▶ [WRITTEN INSTRUCTION A]: In the forum reply about Shift-JIS and Unicode, which section of The Unicode Standard Version 3.0 is given for the Shift-JIS index, and on what pages does it appear?
▶ [WRITTEN INSTRUCTION B]: Extend the forum reply about Shift-JIS and Unicode character mapping, starting after its final sentence.

▶ [TEXT BLOCK]:
:::

What is the platform? Java? Windows CE? Something of Agilent's? It
makes a big difference. What fonts do you have?

>I'd
>like to know how the characters from the two sets map to each other.

See The Unicode Standard Version 3.0 (Addison-Wesley 2000) and CJKV
Information Processing, by Ken Lunde (O'Reilly 1999) for extensive
details. In particular, section 15.2 of the standard, Shift-JIS
Index, pp. 923-958 begins with these code points.

SJIS UNICODE
889F 4E9C
88A0 5516
88A1 5A03
8802 963F
...

>For
>example, would character #F123 in the Shift-JIS set be the same as
>character #F123 in the UNICODE set.

Neither standard has a character at that code point, but more
generally, the answer is No, there is no numeric correspondence, as
the brief quotation above shows.

>If not, are the characters stored in
>the same order in both sets, but at different offsets within each set.

No. SJIS does not have any simple ordering principle, since it
derives from encodings that have accreted blocks from several sources
over time. The order of the original CJK Unified block in Unicode is
derived from several merged radical/stroke count dictionary orders,
but other blocks will be added in future.

:::

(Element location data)

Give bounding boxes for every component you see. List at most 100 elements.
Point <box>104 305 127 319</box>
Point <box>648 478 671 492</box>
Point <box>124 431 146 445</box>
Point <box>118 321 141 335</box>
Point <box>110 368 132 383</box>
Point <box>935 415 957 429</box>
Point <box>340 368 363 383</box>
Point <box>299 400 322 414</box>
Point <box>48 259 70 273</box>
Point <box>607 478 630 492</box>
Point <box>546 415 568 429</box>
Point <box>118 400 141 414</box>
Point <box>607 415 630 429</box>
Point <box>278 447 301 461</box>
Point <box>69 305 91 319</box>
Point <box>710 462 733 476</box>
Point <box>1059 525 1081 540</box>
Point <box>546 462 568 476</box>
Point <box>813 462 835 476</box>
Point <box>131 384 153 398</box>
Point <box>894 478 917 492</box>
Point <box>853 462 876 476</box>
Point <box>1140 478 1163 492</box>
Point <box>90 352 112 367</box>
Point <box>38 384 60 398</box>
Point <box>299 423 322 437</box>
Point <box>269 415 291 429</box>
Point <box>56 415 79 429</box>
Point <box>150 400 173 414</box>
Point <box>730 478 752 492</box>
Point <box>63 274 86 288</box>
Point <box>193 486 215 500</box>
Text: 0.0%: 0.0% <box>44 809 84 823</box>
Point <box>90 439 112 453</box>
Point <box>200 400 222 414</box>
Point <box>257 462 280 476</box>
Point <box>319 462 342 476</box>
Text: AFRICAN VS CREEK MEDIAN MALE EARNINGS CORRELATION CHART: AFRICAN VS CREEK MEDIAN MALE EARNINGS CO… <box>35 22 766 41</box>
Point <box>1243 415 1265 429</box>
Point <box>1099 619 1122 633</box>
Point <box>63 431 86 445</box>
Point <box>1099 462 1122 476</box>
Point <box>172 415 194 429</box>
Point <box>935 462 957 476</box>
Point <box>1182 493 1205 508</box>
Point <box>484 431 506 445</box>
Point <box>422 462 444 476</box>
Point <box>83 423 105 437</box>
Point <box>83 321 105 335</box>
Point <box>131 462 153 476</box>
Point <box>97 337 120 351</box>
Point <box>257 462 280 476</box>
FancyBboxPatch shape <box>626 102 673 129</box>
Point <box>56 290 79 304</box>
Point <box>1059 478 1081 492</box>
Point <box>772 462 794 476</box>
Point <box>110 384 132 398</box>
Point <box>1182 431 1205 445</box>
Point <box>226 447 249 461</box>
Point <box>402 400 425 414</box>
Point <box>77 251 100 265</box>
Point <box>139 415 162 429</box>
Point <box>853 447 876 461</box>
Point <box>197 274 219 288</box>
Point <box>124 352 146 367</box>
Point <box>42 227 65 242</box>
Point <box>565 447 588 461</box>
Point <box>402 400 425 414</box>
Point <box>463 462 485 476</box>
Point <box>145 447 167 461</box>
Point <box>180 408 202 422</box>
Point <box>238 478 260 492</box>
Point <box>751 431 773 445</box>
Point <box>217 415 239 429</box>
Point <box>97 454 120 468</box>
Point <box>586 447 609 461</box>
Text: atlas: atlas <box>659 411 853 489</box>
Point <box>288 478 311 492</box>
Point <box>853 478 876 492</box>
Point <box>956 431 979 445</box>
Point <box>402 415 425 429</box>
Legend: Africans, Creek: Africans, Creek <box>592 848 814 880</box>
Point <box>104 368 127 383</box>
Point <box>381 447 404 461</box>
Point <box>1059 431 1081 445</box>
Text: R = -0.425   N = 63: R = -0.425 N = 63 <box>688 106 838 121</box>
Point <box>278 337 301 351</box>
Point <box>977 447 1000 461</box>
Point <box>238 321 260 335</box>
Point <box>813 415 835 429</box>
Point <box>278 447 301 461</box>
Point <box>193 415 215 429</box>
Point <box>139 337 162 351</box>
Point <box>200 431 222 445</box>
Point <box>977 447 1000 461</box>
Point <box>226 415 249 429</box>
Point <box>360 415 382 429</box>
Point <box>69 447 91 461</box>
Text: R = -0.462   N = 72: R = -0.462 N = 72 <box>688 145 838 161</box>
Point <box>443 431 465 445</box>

:::

▶ [WRITTEN REPLY A]: Section 15.2, Shift-JIS Index, pp. 923-958.

▶ [WRITTEN REPLY B]:
>For example, the Shift-JIS set starts at offset 0x000 and their
>equivalent characters start at offset 0xFF00 in the UNICODE set.

Hypothetically, you mean? Actually, the CJK Unified Ideographs block
starts at 4E00, and the SJIS Kanji start at 889F--with different
characters.

>If that
>is true, then character #0002 in the Shift-JIS set would be the same as
>character #FF02 in the UNICODE set.

The Unicode web site and the CD-ROM in the standard both contain
Shift-JIS/Unicode mapping tables suitable for use in software.

>Any assistance would be greatly appreciated.
>
>Ken Buis
>Agilent Technologies
>978-659-4859

Edward Cherlin
Generalist
"A knot!" exclaimed Alice. "Oh, do let me help to undo it."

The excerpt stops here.